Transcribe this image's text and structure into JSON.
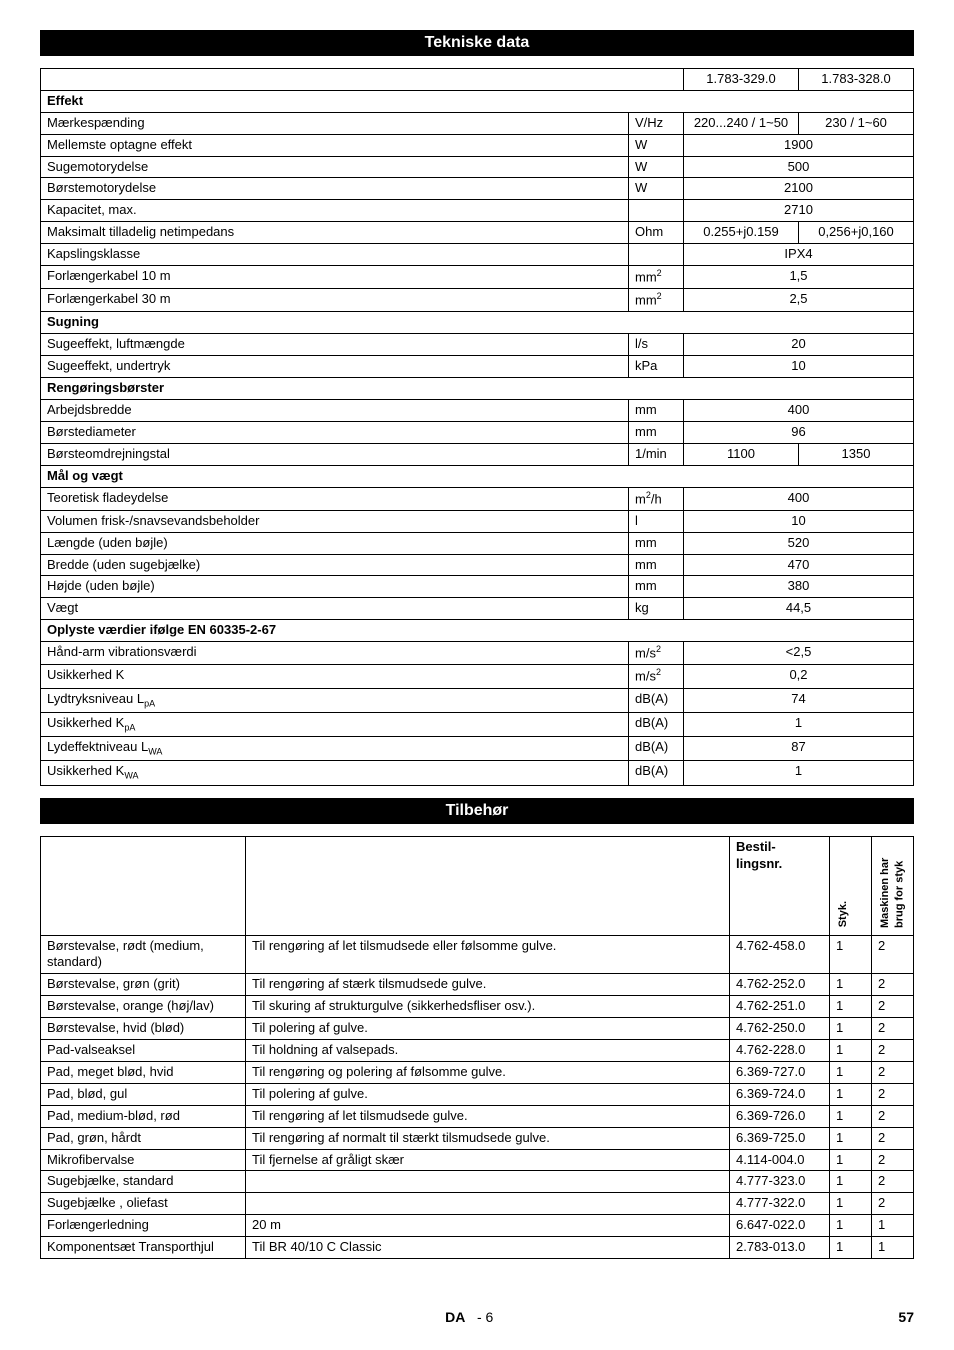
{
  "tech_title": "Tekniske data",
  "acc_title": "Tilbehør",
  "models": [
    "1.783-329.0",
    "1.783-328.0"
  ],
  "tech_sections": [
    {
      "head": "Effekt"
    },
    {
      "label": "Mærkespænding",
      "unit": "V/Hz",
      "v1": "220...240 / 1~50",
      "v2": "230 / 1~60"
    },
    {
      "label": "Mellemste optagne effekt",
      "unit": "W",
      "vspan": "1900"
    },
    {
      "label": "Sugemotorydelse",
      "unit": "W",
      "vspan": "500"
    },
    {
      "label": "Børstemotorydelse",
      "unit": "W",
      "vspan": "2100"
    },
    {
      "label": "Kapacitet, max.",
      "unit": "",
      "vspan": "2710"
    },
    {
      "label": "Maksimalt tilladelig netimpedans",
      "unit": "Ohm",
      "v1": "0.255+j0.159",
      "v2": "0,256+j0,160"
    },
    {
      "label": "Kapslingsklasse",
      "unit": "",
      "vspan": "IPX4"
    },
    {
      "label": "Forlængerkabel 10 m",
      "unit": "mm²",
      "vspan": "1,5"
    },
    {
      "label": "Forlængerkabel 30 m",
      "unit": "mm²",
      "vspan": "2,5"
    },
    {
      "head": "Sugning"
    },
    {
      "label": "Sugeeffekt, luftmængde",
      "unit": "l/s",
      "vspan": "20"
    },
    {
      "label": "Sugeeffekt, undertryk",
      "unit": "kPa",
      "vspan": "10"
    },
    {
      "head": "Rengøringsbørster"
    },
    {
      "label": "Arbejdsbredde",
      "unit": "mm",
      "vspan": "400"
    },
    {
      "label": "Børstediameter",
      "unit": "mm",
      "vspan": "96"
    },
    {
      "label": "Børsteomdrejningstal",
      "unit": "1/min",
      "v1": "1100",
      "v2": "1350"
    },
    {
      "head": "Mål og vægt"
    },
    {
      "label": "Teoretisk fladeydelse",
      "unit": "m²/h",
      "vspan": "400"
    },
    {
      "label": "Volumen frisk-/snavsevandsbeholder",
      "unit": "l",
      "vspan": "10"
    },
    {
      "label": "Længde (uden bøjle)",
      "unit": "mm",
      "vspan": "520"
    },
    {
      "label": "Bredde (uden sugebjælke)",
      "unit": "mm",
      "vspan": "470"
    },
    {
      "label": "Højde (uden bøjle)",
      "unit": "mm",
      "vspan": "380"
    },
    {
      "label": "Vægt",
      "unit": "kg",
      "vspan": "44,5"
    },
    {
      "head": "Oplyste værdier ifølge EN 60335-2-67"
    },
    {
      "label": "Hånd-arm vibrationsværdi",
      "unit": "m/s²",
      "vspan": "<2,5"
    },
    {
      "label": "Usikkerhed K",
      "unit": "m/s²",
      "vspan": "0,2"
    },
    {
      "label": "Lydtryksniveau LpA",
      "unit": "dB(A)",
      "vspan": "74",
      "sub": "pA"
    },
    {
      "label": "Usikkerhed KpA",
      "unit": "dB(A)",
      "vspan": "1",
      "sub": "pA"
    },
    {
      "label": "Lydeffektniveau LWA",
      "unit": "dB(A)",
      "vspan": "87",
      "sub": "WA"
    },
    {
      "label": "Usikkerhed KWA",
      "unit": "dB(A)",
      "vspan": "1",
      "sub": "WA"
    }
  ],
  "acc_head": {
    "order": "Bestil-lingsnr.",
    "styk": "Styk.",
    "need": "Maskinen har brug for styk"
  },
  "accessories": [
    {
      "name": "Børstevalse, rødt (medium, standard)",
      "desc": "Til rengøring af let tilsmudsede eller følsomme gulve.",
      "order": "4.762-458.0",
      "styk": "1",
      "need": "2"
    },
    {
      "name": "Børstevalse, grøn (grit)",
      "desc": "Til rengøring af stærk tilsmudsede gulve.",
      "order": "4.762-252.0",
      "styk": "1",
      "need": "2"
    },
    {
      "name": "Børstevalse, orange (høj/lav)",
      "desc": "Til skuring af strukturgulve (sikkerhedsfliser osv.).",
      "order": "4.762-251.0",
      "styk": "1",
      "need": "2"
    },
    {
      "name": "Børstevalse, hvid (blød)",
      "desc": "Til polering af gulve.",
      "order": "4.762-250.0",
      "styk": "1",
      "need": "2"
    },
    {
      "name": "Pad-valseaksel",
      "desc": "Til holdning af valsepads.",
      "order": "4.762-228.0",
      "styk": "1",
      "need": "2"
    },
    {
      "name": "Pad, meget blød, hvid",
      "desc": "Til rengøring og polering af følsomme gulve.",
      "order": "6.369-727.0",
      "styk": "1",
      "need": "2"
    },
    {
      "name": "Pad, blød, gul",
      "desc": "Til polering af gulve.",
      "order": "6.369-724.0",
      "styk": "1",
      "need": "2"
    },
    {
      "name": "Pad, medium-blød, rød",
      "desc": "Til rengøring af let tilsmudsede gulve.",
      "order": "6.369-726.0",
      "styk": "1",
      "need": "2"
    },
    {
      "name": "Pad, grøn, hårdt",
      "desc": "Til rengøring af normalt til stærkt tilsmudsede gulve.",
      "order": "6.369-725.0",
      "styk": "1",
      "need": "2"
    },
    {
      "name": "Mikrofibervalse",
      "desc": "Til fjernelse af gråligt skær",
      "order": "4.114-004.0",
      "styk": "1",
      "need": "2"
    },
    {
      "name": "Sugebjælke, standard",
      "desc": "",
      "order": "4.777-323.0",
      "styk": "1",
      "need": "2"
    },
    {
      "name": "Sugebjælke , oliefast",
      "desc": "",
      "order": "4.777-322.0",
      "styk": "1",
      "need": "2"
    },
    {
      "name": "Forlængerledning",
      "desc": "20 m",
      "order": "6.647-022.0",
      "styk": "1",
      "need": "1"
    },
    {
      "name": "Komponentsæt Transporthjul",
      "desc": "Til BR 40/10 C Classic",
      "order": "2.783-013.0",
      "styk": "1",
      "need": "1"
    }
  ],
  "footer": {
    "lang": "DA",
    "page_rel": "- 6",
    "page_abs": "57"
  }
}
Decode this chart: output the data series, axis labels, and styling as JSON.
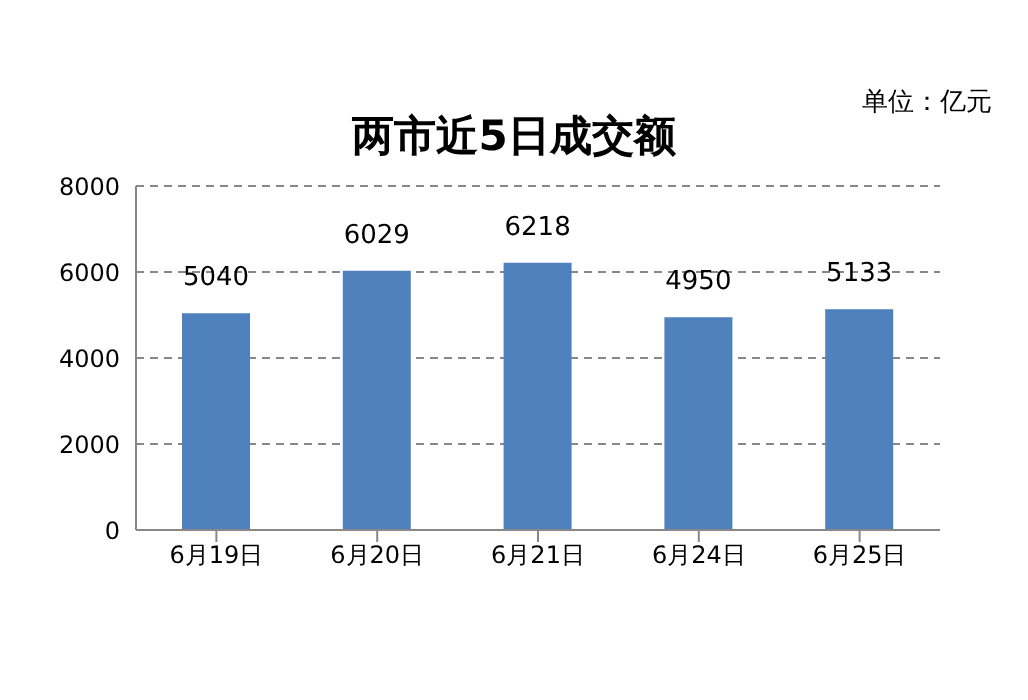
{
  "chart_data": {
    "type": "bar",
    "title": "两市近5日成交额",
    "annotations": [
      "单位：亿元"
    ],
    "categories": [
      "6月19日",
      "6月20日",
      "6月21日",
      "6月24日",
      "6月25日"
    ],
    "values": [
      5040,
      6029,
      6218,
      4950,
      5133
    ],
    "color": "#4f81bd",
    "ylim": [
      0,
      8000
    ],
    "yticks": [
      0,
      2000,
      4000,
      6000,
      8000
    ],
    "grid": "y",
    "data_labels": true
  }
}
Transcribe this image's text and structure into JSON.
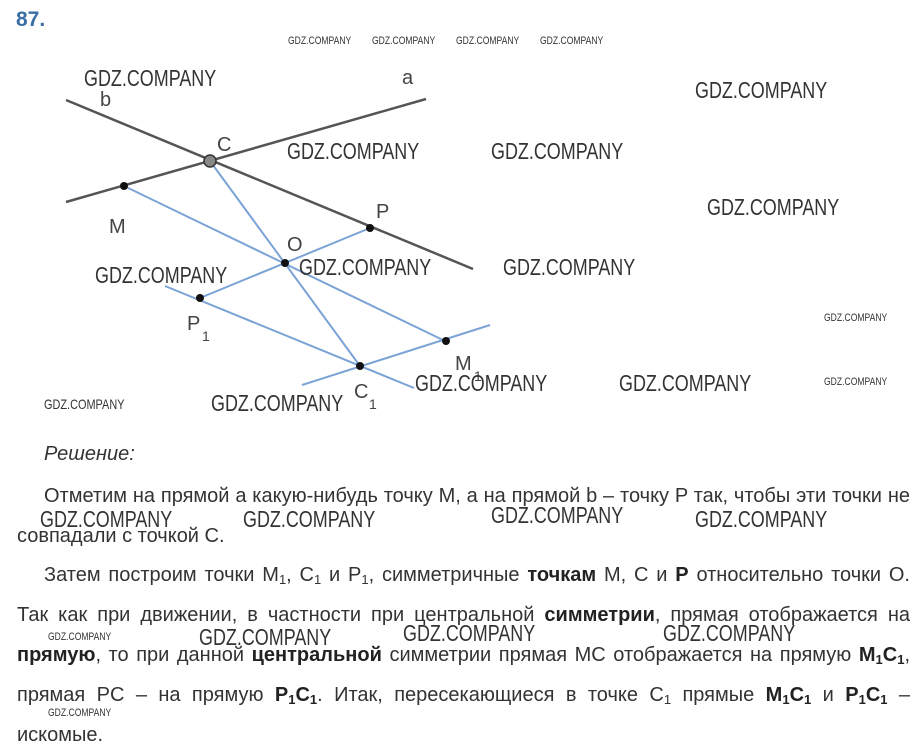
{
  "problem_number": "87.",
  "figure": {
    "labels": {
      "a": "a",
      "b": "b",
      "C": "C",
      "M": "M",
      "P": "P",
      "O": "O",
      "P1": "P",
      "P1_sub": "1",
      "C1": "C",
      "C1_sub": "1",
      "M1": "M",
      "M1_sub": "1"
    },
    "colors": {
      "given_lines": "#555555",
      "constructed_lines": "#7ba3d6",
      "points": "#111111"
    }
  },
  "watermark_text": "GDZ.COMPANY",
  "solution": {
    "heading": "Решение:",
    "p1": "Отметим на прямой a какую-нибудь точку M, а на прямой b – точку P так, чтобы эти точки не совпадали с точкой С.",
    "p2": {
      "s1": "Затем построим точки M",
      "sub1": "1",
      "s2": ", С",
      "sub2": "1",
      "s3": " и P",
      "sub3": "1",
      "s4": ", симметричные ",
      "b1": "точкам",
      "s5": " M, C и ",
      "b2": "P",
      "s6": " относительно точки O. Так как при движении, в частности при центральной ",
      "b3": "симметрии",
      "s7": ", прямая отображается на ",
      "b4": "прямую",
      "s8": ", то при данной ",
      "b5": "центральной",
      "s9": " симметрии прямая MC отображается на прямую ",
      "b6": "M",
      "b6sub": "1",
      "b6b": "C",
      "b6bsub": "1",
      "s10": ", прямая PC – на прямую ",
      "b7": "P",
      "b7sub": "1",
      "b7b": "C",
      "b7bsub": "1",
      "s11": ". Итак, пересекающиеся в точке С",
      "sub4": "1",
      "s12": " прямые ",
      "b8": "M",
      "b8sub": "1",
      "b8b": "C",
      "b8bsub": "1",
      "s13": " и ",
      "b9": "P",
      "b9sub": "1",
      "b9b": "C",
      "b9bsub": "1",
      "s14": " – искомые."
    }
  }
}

————

**Instruction**
Among the entries above, how many lines hold the string "Sugeeffekt"? Give the number by itself.

**Exercise result**
2